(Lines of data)
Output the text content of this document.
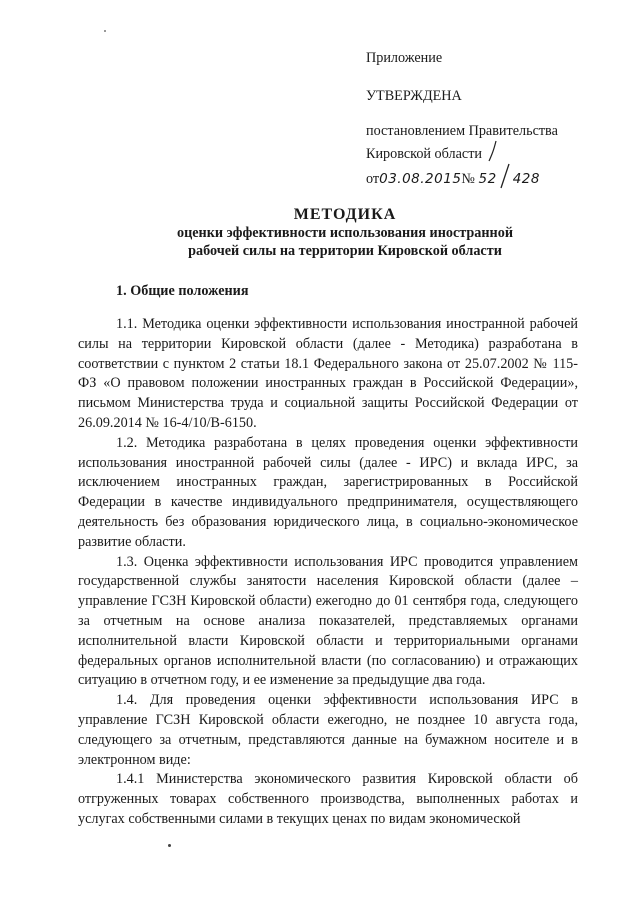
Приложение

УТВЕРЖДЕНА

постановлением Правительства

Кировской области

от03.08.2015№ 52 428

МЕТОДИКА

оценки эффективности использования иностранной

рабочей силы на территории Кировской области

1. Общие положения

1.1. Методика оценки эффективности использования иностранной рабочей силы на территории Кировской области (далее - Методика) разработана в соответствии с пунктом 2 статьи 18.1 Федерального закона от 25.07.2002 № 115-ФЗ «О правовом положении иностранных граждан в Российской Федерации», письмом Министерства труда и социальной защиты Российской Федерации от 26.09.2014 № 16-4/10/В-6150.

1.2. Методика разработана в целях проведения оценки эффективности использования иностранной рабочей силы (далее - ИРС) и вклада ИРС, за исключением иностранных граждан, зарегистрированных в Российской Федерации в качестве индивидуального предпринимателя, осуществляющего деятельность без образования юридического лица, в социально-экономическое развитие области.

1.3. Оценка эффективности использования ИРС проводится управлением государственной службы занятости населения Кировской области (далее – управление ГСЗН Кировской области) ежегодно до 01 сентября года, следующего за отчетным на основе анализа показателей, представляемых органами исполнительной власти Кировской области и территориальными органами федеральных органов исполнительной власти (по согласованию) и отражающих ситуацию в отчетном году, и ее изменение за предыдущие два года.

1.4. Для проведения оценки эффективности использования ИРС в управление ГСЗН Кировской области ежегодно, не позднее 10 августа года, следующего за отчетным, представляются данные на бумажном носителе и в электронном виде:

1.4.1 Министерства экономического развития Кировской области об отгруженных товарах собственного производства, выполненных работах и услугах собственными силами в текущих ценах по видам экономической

- REQUIREMENTS: Transcribe the full listing character for character. Pictures are excluded.

- RIGHT ANSWER:
Output the text content of this document.
Приложение

УТВЕРЖДЕНА

постановлением Правительства

Кировской области

от03.08.2015№ 52 428

МЕТОДИКА

оценки эффективности использования иностранной

рабочей силы на территории Кировской области

1. Общие положения

1.1. Методика оценки эффективности использования иностранной рабочей силы на территории Кировской области (далее - Методика) разработана в соответствии с пунктом 2 статьи 18.1 Федерального закона от 25.07.2002 № 115-ФЗ «О правовом положении иностранных граждан в Российской Федерации», письмом Министерства труда и социальной защиты Российской Федерации от 26.09.2014 № 16-4/10/В-6150.

1.2. Методика разработана в целях проведения оценки эффективности использования иностранной рабочей силы (далее - ИРС) и вклада ИРС, за исключением иностранных граждан, зарегистрированных в Российской Федерации в качестве индивидуального предпринимателя, осуществляющего деятельность без образования юридического лица, в социально-экономическое развитие области.

1.3. Оценка эффективности использования ИРС проводится управлением государственной службы занятости населения Кировской области (далее – управление ГСЗН Кировской области) ежегодно до 01 сентября года, следующего за отчетным на основе анализа показателей, представляемых органами исполнительной власти Кировской области и территориальными органами федеральных органов исполнительной власти (по согласованию) и отражающих ситуацию в отчетном году, и ее изменение за предыдущие два года.

1.4. Для проведения оценки эффективности использования ИРС в управление ГСЗН Кировской области ежегодно, не позднее 10 августа года, следующего за отчетным, представляются данные на бумажном носителе и в электронном виде:

1.4.1 Министерства экономического развития Кировской области об отгруженных товарах собственного производства, выполненных работах и услугах собственными силами в текущих ценах по видам экономической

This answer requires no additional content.